(Dataset items)
##########

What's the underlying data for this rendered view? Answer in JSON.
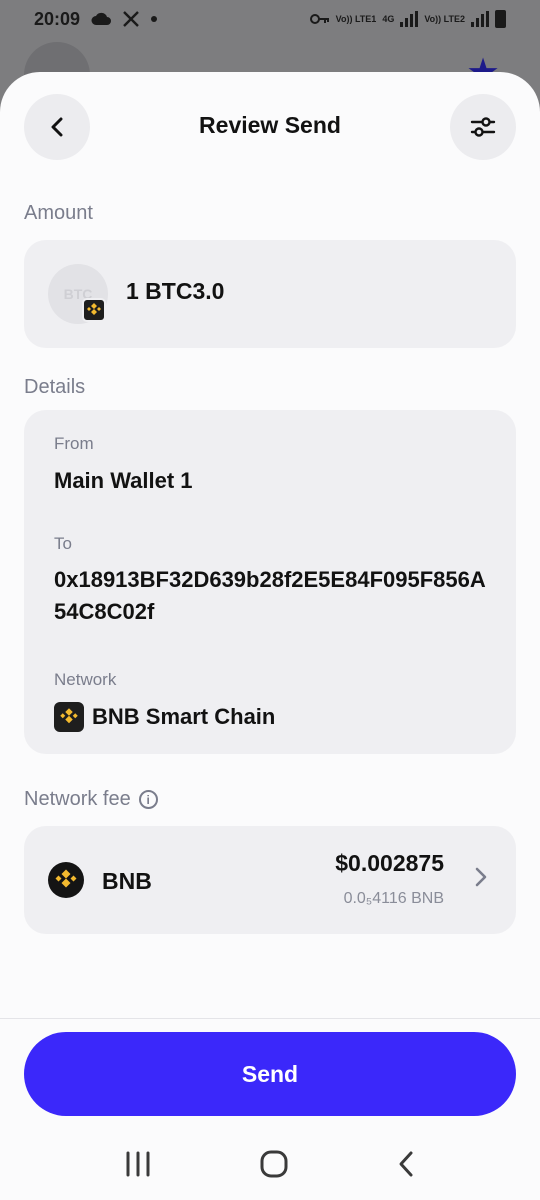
{
  "status_bar": {
    "time": "20:09",
    "left_icons": [
      "cloud-icon",
      "x-logo-icon",
      "dot-icon"
    ],
    "right_icons": [
      "vpn-key-icon",
      "volte-lte1-icon",
      "4g-icon",
      "signal-icon",
      "volte-lte2-icon",
      "signal-icon",
      "battery-icon"
    ],
    "volte1": "Vo)) LTE1",
    "net4g": "4G",
    "volte2": "Vo)) LTE2"
  },
  "header": {
    "title": "Review Send",
    "back_icon": "chevron-left-icon",
    "settings_icon": "sliders-icon"
  },
  "amount": {
    "label": "Amount",
    "coin_placeholder": "BTC",
    "value": "1 BTC3.0"
  },
  "details": {
    "label": "Details",
    "from_label": "From",
    "from_value": "Main Wallet 1",
    "to_label": "To",
    "to_value": "0x18913BF32D639b28f2E5E84F095F856A54C8C02f",
    "network_label": "Network",
    "network_value": "BNB Smart Chain"
  },
  "fee": {
    "label": "Network fee",
    "coin": "BNB",
    "usd": "$0.002875",
    "amount": "0.0₅4116 BNB"
  },
  "send_label": "Send",
  "nav": [
    "recent-apps-icon",
    "home-icon",
    "back-icon"
  ],
  "colors": {
    "accent": "#3b28fa",
    "card": "#efeff2",
    "muted_text": "#7a7d8c",
    "bnb_yellow": "#f3ba2f"
  }
}
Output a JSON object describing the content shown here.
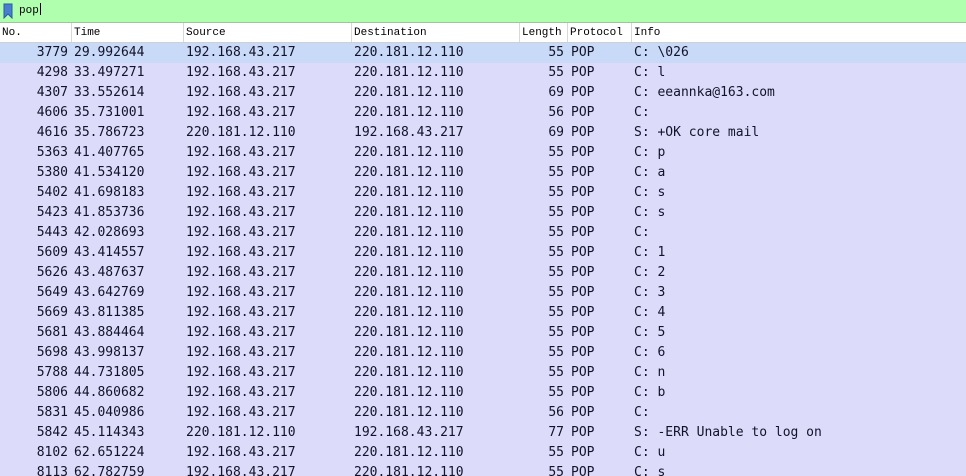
{
  "filter": {
    "value": "pop",
    "bar_color": "#afffaf"
  },
  "columns": [
    "No.",
    "Time",
    "Source",
    "Destination",
    "Length",
    "Protocol",
    "Info"
  ],
  "row_color": "#dcdcfa",
  "selected_row_color": "#c9daf8",
  "packets": [
    {
      "no": "3779",
      "time": "29.992644",
      "src": "192.168.43.217",
      "dst": "220.181.12.110",
      "len": "55",
      "proto": "POP",
      "info": "C: \\026",
      "selected": true
    },
    {
      "no": "4298",
      "time": "33.497271",
      "src": "192.168.43.217",
      "dst": "220.181.12.110",
      "len": "55",
      "proto": "POP",
      "info": "C: l"
    },
    {
      "no": "4307",
      "time": "33.552614",
      "src": "192.168.43.217",
      "dst": "220.181.12.110",
      "len": "69",
      "proto": "POP",
      "info": "C: eeannka@163.com"
    },
    {
      "no": "4606",
      "time": "35.731001",
      "src": "192.168.43.217",
      "dst": "220.181.12.110",
      "len": "56",
      "proto": "POP",
      "info": "C:"
    },
    {
      "no": "4616",
      "time": "35.786723",
      "src": "220.181.12.110",
      "dst": "192.168.43.217",
      "len": "69",
      "proto": "POP",
      "info": "S: +OK core mail"
    },
    {
      "no": "5363",
      "time": "41.407765",
      "src": "192.168.43.217",
      "dst": "220.181.12.110",
      "len": "55",
      "proto": "POP",
      "info": "C: p"
    },
    {
      "no": "5380",
      "time": "41.534120",
      "src": "192.168.43.217",
      "dst": "220.181.12.110",
      "len": "55",
      "proto": "POP",
      "info": "C: a"
    },
    {
      "no": "5402",
      "time": "41.698183",
      "src": "192.168.43.217",
      "dst": "220.181.12.110",
      "len": "55",
      "proto": "POP",
      "info": "C: s"
    },
    {
      "no": "5423",
      "time": "41.853736",
      "src": "192.168.43.217",
      "dst": "220.181.12.110",
      "len": "55",
      "proto": "POP",
      "info": "C: s"
    },
    {
      "no": "5443",
      "time": "42.028693",
      "src": "192.168.43.217",
      "dst": "220.181.12.110",
      "len": "55",
      "proto": "POP",
      "info": "C:"
    },
    {
      "no": "5609",
      "time": "43.414557",
      "src": "192.168.43.217",
      "dst": "220.181.12.110",
      "len": "55",
      "proto": "POP",
      "info": "C: 1"
    },
    {
      "no": "5626",
      "time": "43.487637",
      "src": "192.168.43.217",
      "dst": "220.181.12.110",
      "len": "55",
      "proto": "POP",
      "info": "C: 2"
    },
    {
      "no": "5649",
      "time": "43.642769",
      "src": "192.168.43.217",
      "dst": "220.181.12.110",
      "len": "55",
      "proto": "POP",
      "info": "C: 3"
    },
    {
      "no": "5669",
      "time": "43.811385",
      "src": "192.168.43.217",
      "dst": "220.181.12.110",
      "len": "55",
      "proto": "POP",
      "info": "C: 4"
    },
    {
      "no": "5681",
      "time": "43.884464",
      "src": "192.168.43.217",
      "dst": "220.181.12.110",
      "len": "55",
      "proto": "POP",
      "info": "C: 5"
    },
    {
      "no": "5698",
      "time": "43.998137",
      "src": "192.168.43.217",
      "dst": "220.181.12.110",
      "len": "55",
      "proto": "POP",
      "info": "C: 6"
    },
    {
      "no": "5788",
      "time": "44.731805",
      "src": "192.168.43.217",
      "dst": "220.181.12.110",
      "len": "55",
      "proto": "POP",
      "info": "C: n"
    },
    {
      "no": "5806",
      "time": "44.860682",
      "src": "192.168.43.217",
      "dst": "220.181.12.110",
      "len": "55",
      "proto": "POP",
      "info": "C: b"
    },
    {
      "no": "5831",
      "time": "45.040986",
      "src": "192.168.43.217",
      "dst": "220.181.12.110",
      "len": "56",
      "proto": "POP",
      "info": "C:"
    },
    {
      "no": "5842",
      "time": "45.114343",
      "src": "220.181.12.110",
      "dst": "192.168.43.217",
      "len": "77",
      "proto": "POP",
      "info": "S: -ERR Unable to log on"
    },
    {
      "no": "8102",
      "time": "62.651224",
      "src": "192.168.43.217",
      "dst": "220.181.12.110",
      "len": "55",
      "proto": "POP",
      "info": "C: u"
    },
    {
      "no": "8113",
      "time": "62.782759",
      "src": "192.168.43.217",
      "dst": "220.181.12.110",
      "len": "55",
      "proto": "POP",
      "info": "C: s"
    }
  ]
}
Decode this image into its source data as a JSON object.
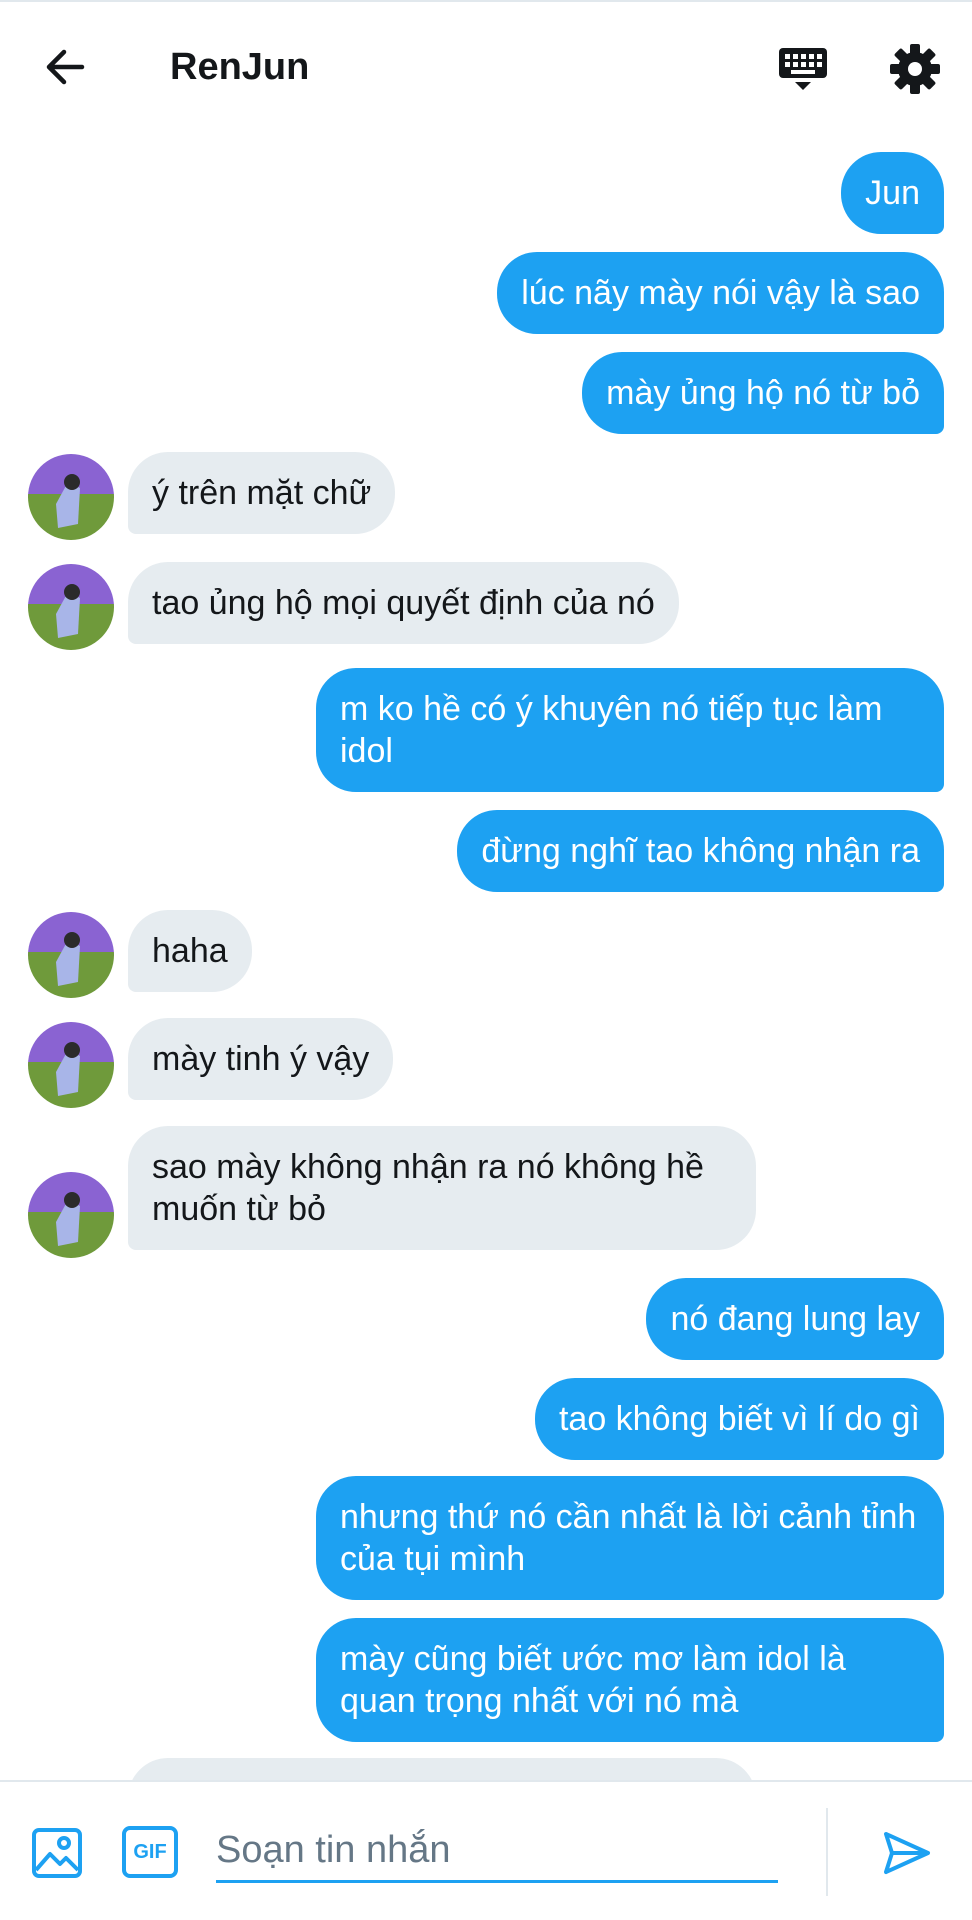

##########

[Exercise details] Identify each line in the entries with the word "JSON" and copy it.

[Correct answer]
What's the underlying data for this rendered view? Answer in JSON.
Output a JSON object describing the content shown here.
Decode this image into its source data as a JSON object.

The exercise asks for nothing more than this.